━━━ Raw records ━━━

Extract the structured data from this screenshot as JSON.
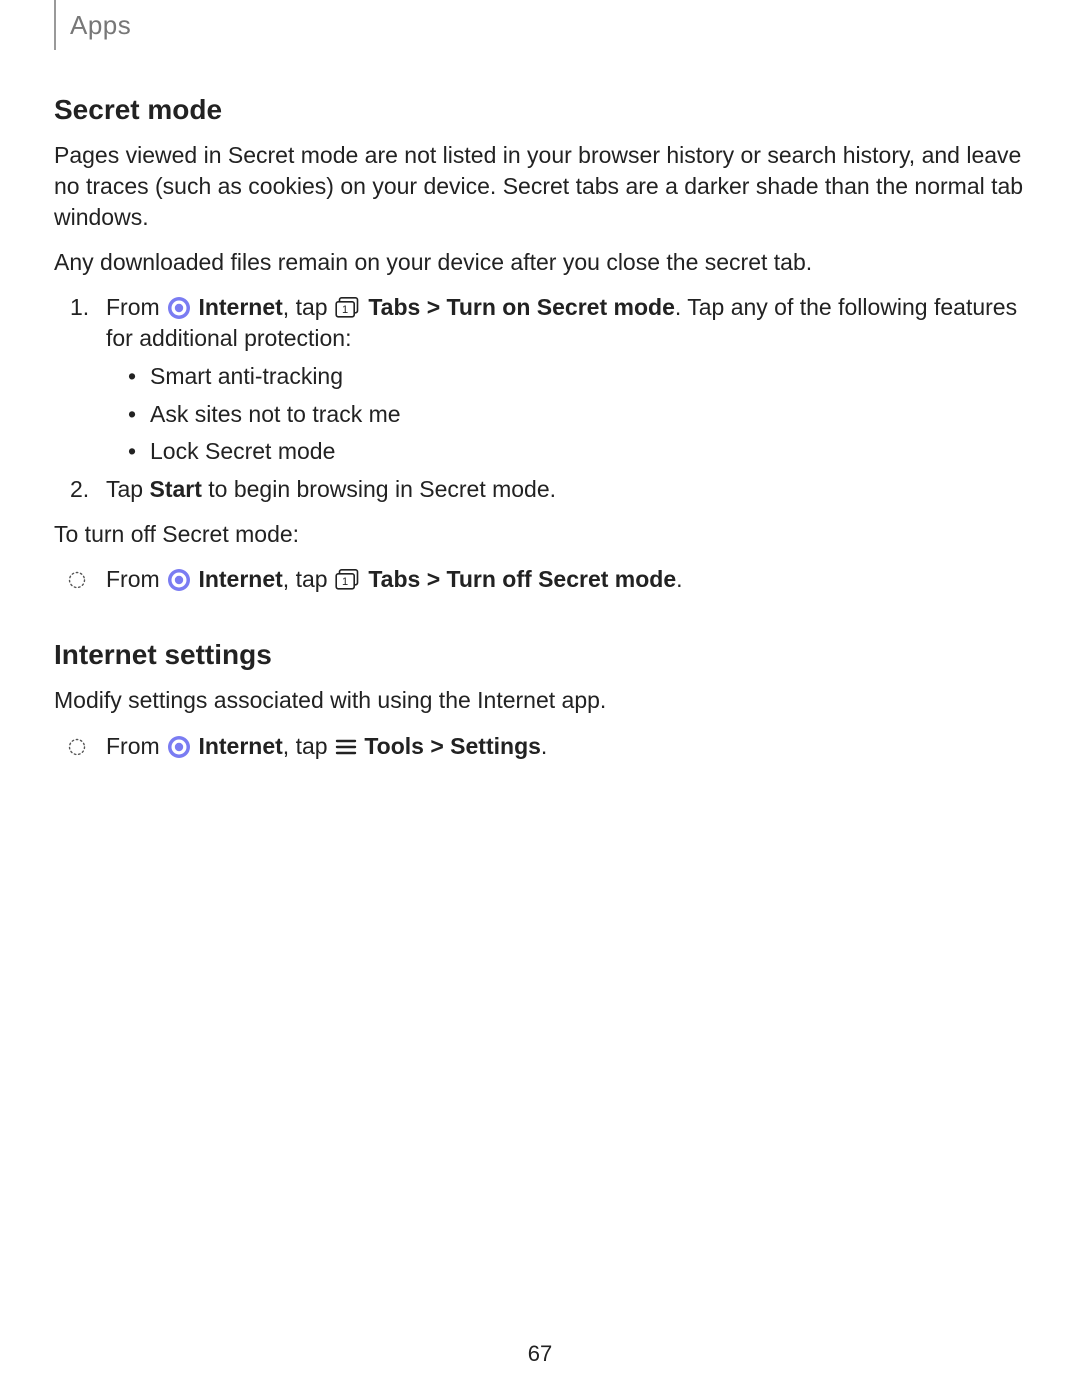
{
  "header": {
    "section_label": "Apps"
  },
  "secret_mode": {
    "heading": "Secret mode",
    "intro": "Pages viewed in Secret mode are not listed in your browser history or search history, and leave no traces (such as cookies) on your device. Secret tabs are a darker shade than the normal tab windows.",
    "note": "Any downloaded files remain on your device after you close the secret tab.",
    "step1": {
      "num": "1.",
      "t1": "From ",
      "t2_bold": "Internet",
      "t3": ", tap ",
      "t4_bold": "Tabs > Turn on Secret mode",
      "t5": ". Tap any of the following features for additional protection:"
    },
    "features": {
      "a": "Smart anti-tracking",
      "b": "Ask sites not to track me",
      "c": "Lock Secret mode"
    },
    "step2": {
      "num": "2.",
      "t1": "Tap ",
      "t2_bold": "Start",
      "t3": " to begin browsing in Secret mode."
    },
    "turn_off_intro": "To turn off Secret mode:",
    "turn_off": {
      "t1": "From ",
      "t2_bold": "Internet",
      "t3": ", tap ",
      "t4_bold": "Tabs > Turn off Secret mode",
      "t5": "."
    }
  },
  "internet_settings": {
    "heading": "Internet settings",
    "intro": "Modify settings associated with using the Internet app.",
    "step": {
      "t1": "From ",
      "t2_bold": "Internet",
      "t3": ", tap ",
      "t4_bold": "Tools > Settings",
      "t5": "."
    }
  },
  "page_number": "67",
  "tabs_icon_number": "1"
}
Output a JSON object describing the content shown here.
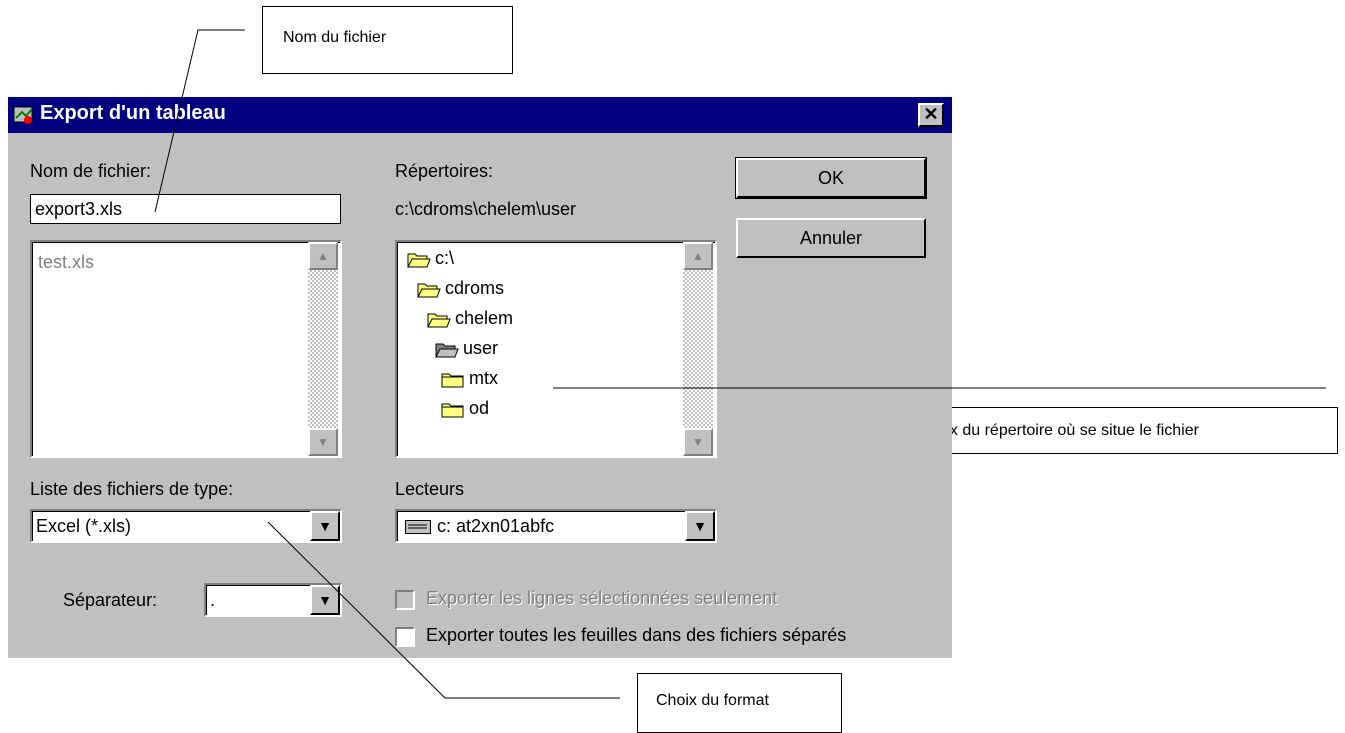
{
  "callouts": {
    "filename": "Nom du fichier",
    "directory": "Choix du répertoire où se situe le fichier",
    "format": "Choix du format"
  },
  "dialog": {
    "title": "Export d'un tableau",
    "close_glyph": "✕",
    "filename_label": "Nom de fichier:",
    "filename_value": "export3.xls",
    "files": [
      "test.xls"
    ],
    "directories_label": "Répertoires:",
    "current_path": "c:\\cdroms\\chelem\\user",
    "folders": [
      {
        "name": "c:\\",
        "icon": "open-folder-icon"
      },
      {
        "name": "cdroms",
        "icon": "open-folder-icon"
      },
      {
        "name": "chelem",
        "icon": "open-folder-icon"
      },
      {
        "name": "user",
        "icon": "open-folder-selected-icon"
      },
      {
        "name": "mtx",
        "icon": "closed-folder-icon"
      },
      {
        "name": "od",
        "icon": "closed-folder-icon"
      }
    ],
    "ok_label": "OK",
    "cancel_label": "Annuler",
    "file_type_label": "Liste des fichiers de type:",
    "file_type_value": "Excel (*.xls)",
    "drives_label": "Lecteurs",
    "drive_value": "c: at2xn01abfc",
    "separator_label": "Séparateur:",
    "separator_value": ".",
    "checkbox_selected_only": "Exporter les lignes sélectionnées seulement",
    "checkbox_all_sheets": "Exporter toutes les feuilles dans des fichiers séparés"
  },
  "colors": {
    "titlebar": "#000080",
    "dialog_bg": "#c0c0c0",
    "folder_yellow": "#ffff80"
  }
}
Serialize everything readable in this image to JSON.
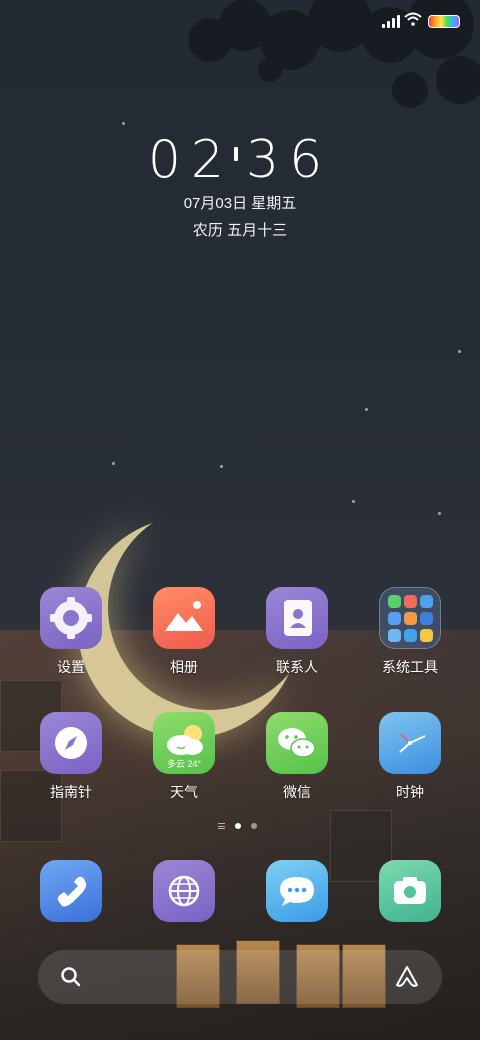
{
  "clock": {
    "hour": "02",
    "minute": "36",
    "date": "07月03日  星期五",
    "lunar": "农历 五月十三"
  },
  "apps_row1": [
    {
      "label": "设置",
      "icon": "settings-gear-icon"
    },
    {
      "label": "相册",
      "icon": "gallery-mountain-icon"
    },
    {
      "label": "联系人",
      "icon": "contacts-book-icon"
    },
    {
      "label": "系统工具",
      "icon": "folder-icon"
    }
  ],
  "apps_row2": [
    {
      "label": "指南针",
      "icon": "compass-icon"
    },
    {
      "label": "天气",
      "icon": "weather-cloud-icon",
      "weather_text": "多云 24°"
    },
    {
      "label": "微信",
      "icon": "wechat-icon"
    },
    {
      "label": "时钟",
      "icon": "clock-icon"
    }
  ],
  "dock": [
    {
      "icon": "phone-icon"
    },
    {
      "icon": "browser-globe-icon"
    },
    {
      "icon": "messages-icon"
    },
    {
      "icon": "camera-icon"
    }
  ],
  "pages": {
    "count": 2,
    "current": 1
  },
  "colors": {
    "accent": "#7a63c4"
  }
}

━━━

Leave out the pictures and give the listing above again exactly.

Extract the structured data from this screenshot as JSON.
{
  "header": {
    "section_label": "Apps"
  },
  "secret_mode": {
    "heading": "Secret mode",
    "intro": "Pages viewed in Secret mode are not listed in your browser history or search history, and leave no traces (such as cookies) on your device. Secret tabs are a darker shade than the normal tab windows.",
    "note": "Any downloaded files remain on your device after you close the secret tab.",
    "step1": {
      "num": "1.",
      "t1": "From ",
      "t2_bold": "Internet",
      "t3": ", tap ",
      "t4_bold": "Tabs > Turn on Secret mode",
      "t5": ". Tap any of the following features for additional protection:"
    },
    "features": {
      "a": "Smart anti-tracking",
      "b": "Ask sites not to track me",
      "c": "Lock Secret mode"
    },
    "step2": {
      "num": "2.",
      "t1": "Tap ",
      "t2_bold": "Start",
      "t3": " to begin browsing in Secret mode."
    },
    "turn_off_intro": "To turn off Secret mode:",
    "turn_off": {
      "t1": "From ",
      "t2_bold": "Internet",
      "t3": ", tap ",
      "t4_bold": "Tabs > Turn off Secret mode",
      "t5": "."
    }
  },
  "internet_settings": {
    "heading": "Internet settings",
    "intro": "Modify settings associated with using the Internet app.",
    "step": {
      "t1": "From ",
      "t2_bold": "Internet",
      "t3": ", tap ",
      "t4_bold": "Tools > Settings",
      "t5": "."
    }
  },
  "page_number": "67",
  "tabs_icon_number": "1"
}
Output a JSON object describing the content shown here.
{
  "callouts": {
    "filename": "Nom du fichier",
    "directory": "Choix du répertoire où se situe le fichier",
    "format": "Choix du format"
  },
  "dialog": {
    "title": "Export d'un tableau",
    "close_glyph": "✕",
    "filename_label": "Nom de fichier:",
    "filename_value": "export3.xls",
    "files": [
      "test.xls"
    ],
    "directories_label": "Répertoires:",
    "current_path": "c:\\cdroms\\chelem\\user",
    "folders": [
      {
        "name": "c:\\",
        "icon": "open-folder-icon"
      },
      {
        "name": "cdroms",
        "icon": "open-folder-icon"
      },
      {
        "name": "chelem",
        "icon": "open-folder-icon"
      },
      {
        "name": "user",
        "icon": "open-folder-selected-icon"
      },
      {
        "name": "mtx",
        "icon": "closed-folder-icon"
      },
      {
        "name": "od",
        "icon": "closed-folder-icon"
      }
    ],
    "ok_label": "OK",
    "cancel_label": "Annuler",
    "file_type_label": "Liste des fichiers de type:",
    "file_type_value": "Excel (*.xls)",
    "drives_label": "Lecteurs",
    "drive_value": "c: at2xn01abfc",
    "separator_label": "Séparateur:",
    "separator_value": ".",
    "checkbox_selected_only": "Exporter les lignes sélectionnées seulement",
    "checkbox_all_sheets": "Exporter toutes les feuilles dans des fichiers séparés"
  },
  "colors": {
    "titlebar": "#000080",
    "dialog_bg": "#c0c0c0",
    "folder_yellow": "#ffff80"
  }
}
Serialize everything readable in this image to JSON.
{
  "clock": {
    "hour": "02",
    "minute": "36",
    "date": "07月03日  星期五",
    "lunar": "农历 五月十三"
  },
  "apps_row1": [
    {
      "label": "设置",
      "icon": "settings-gear-icon"
    },
    {
      "label": "相册",
      "icon": "gallery-mountain-icon"
    },
    {
      "label": "联系人",
      "icon": "contacts-book-icon"
    },
    {
      "label": "系统工具",
      "icon": "folder-icon"
    }
  ],
  "apps_row2": [
    {
      "label": "指南针",
      "icon": "compass-icon"
    },
    {
      "label": "天气",
      "icon": "weather-cloud-icon",
      "weather_text": "多云 24°"
    },
    {
      "label": "微信",
      "icon": "wechat-icon"
    },
    {
      "label": "时钟",
      "icon": "clock-icon"
    }
  ],
  "dock": [
    {
      "icon": "phone-icon"
    },
    {
      "icon": "browser-globe-icon"
    },
    {
      "icon": "messages-icon"
    },
    {
      "icon": "camera-icon"
    }
  ],
  "pages": {
    "count": 2,
    "current": 1
  },
  "colors": {
    "accent": "#7a63c4"
  }
}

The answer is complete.